■ Source material:
>> Begin
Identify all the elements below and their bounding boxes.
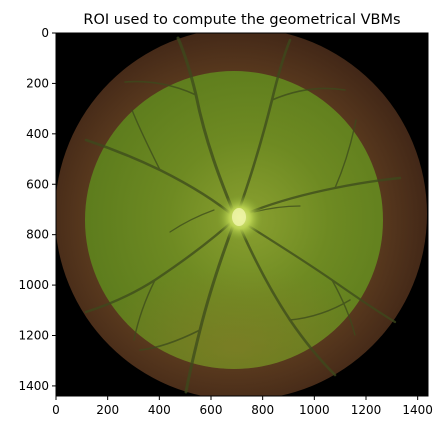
x-tick-label: 600 xyxy=(200,403,223,417)
x-axis: 0 200 400 600 800 1000 1200 1400 xyxy=(52,396,433,417)
x-tick-label: 200 xyxy=(96,403,119,417)
x-tick-label: 1200 xyxy=(351,403,382,417)
y-tick-label: 200 xyxy=(26,76,49,90)
x-tick-label: 800 xyxy=(251,403,274,417)
y-tick-label: 1400 xyxy=(18,379,49,393)
x-tick-label: 400 xyxy=(148,403,171,417)
y-tick-label: 0 xyxy=(41,26,49,40)
x-tick-label: 1000 xyxy=(299,403,330,417)
x-tick-label: 1400 xyxy=(402,403,433,417)
y-tick-label: 1200 xyxy=(18,329,49,343)
y-tick-label: 400 xyxy=(26,127,49,141)
x-tick-label: 0 xyxy=(52,403,60,417)
y-tick-label: 1000 xyxy=(18,278,49,292)
y-tick-label: 800 xyxy=(26,228,49,242)
y-tick-label: 600 xyxy=(26,177,49,191)
fundus-image xyxy=(55,28,428,400)
optic-cup xyxy=(232,208,246,226)
chart-title: ROI used to compute the geometrical VBMs xyxy=(83,12,400,28)
y-axis: 0 200 400 600 800 1000 1200 1400 xyxy=(18,26,56,393)
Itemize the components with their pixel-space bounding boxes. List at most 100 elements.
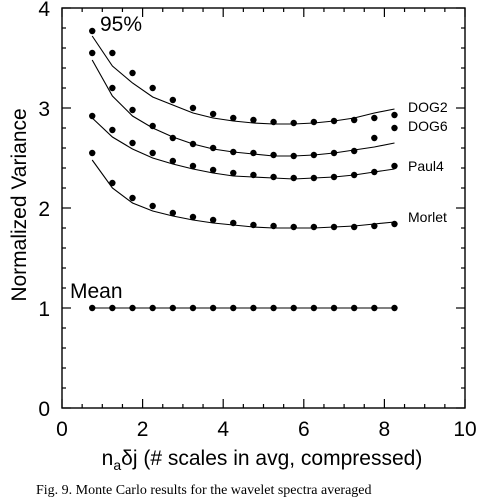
y-tick-label: 2 [38,198,50,221]
point-morlet [270,222,277,230]
point-dog2 [89,27,96,35]
point-paul4 [371,168,378,176]
point-dog2 [169,96,177,104]
point-dog2 [350,116,358,124]
point-morlet [230,219,237,227]
series-labels: DOG2 DOG6 Paul4 Morlet Mean [70,99,448,303]
point-morlet [350,223,358,231]
curve-paul4 [91,117,395,180]
x-tick-label: 10 [453,418,476,441]
point-paul4 [250,171,257,179]
point-dog2 [149,84,156,92]
point-dog2 [189,104,197,112]
x-tick-label: 6 [298,418,310,441]
fitted-curves [91,35,395,309]
x-axis-label-text: (# scales in avg, compressed) [143,447,422,470]
point-morlet [89,149,96,157]
point-morlet [250,221,257,229]
point-dog6 [109,84,116,92]
point-mean [310,304,318,312]
point-mean [350,304,358,312]
point-paul4 [391,162,398,170]
point-mean [371,304,378,312]
point-paul4 [350,171,358,179]
y-tick-label: 0 [38,398,50,421]
point-dog6 [89,49,96,57]
point-dog6 [330,149,338,157]
point-dog6 [270,151,277,159]
point-mean [129,304,136,312]
point-mean [109,304,116,312]
point-dog6 [129,106,136,114]
x-tick-label: 4 [217,418,229,441]
point-dog2 [391,111,398,119]
point-mean [250,304,257,312]
point-paul4 [209,166,217,174]
point-dog2 [230,114,237,122]
point-paul4 [129,139,136,147]
point-morlet [290,223,297,231]
point-dog6 [209,144,217,152]
point-paul4 [270,173,277,181]
point-mean [230,304,237,312]
x-tick-label: 2 [137,418,149,441]
y-tick-label: 3 [38,98,50,121]
point-mean [189,304,197,312]
point-paul4 [290,174,297,182]
point-mean [89,304,96,312]
series-label-paul4: Paul4 [408,158,444,174]
series-label-dog6: DOG6 [408,118,448,134]
point-dog6 [350,147,358,155]
point-dog2 [109,49,116,57]
point-mean [391,304,398,312]
point-morlet [330,223,338,231]
series-label-dog2: DOG2 [408,99,448,115]
figure-caption: Fig. 9. Monte Carlo results for the wave… [36,483,372,497]
curve-dog2 [91,35,395,125]
point-paul4 [169,157,177,165]
point-morlet [209,216,217,224]
point-paul4 [330,173,338,181]
point-paul4 [89,112,96,120]
point-morlet [109,179,116,187]
point-dog6 [310,151,318,159]
point-dog6 [371,134,378,142]
point-mean [290,304,297,312]
x-tick-label: 0 [56,418,68,441]
point-dog2 [250,116,257,124]
point-paul4 [310,174,318,182]
point-paul4 [149,149,156,157]
point-dog6 [149,122,156,130]
point-morlet [129,194,136,202]
x-axis-label-delta-j: δj [121,447,137,470]
x-axis-label: naδj (# scales in avg, compressed) [102,447,423,473]
point-dog2 [371,114,378,122]
point-dog2 [330,117,338,125]
series-label-mean: Mean [70,280,123,303]
point-dog2 [270,118,277,126]
point-dog2 [209,110,217,118]
annotation-95-percent: 95% [100,13,142,36]
point-dog2 [310,118,318,126]
point-morlet [310,223,318,231]
point-dog6 [391,124,398,132]
point-mean [169,304,177,312]
point-dog6 [189,140,197,148]
point-mean [330,304,338,312]
point-dog6 [169,134,177,142]
point-mean [149,304,156,312]
point-paul4 [230,169,237,177]
axis-ticks: 0 2 4 6 8 10 0 1 2 3 4 [38,0,476,441]
point-dog6 [290,152,297,160]
point-mean [270,304,277,312]
curve-morlet [91,159,395,229]
point-morlet [371,222,378,230]
plot-axes [61,7,466,409]
x-axis-label-subscript: a [113,457,121,473]
plot-frame [61,7,466,409]
point-paul4 [109,126,116,134]
data-points [89,27,398,312]
point-dog6 [230,148,237,156]
point-morlet [169,209,177,217]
>> End
■ Problem: Filter the rows above down to every line that contains the word "scales", treating uppercase and lowercase as different.

■ Response:
x-axis-label-text: (# scales in avg, compressed) [143,447,422,470]
x-axis-label: naδj (# scales in avg, compressed) [102,447,423,473]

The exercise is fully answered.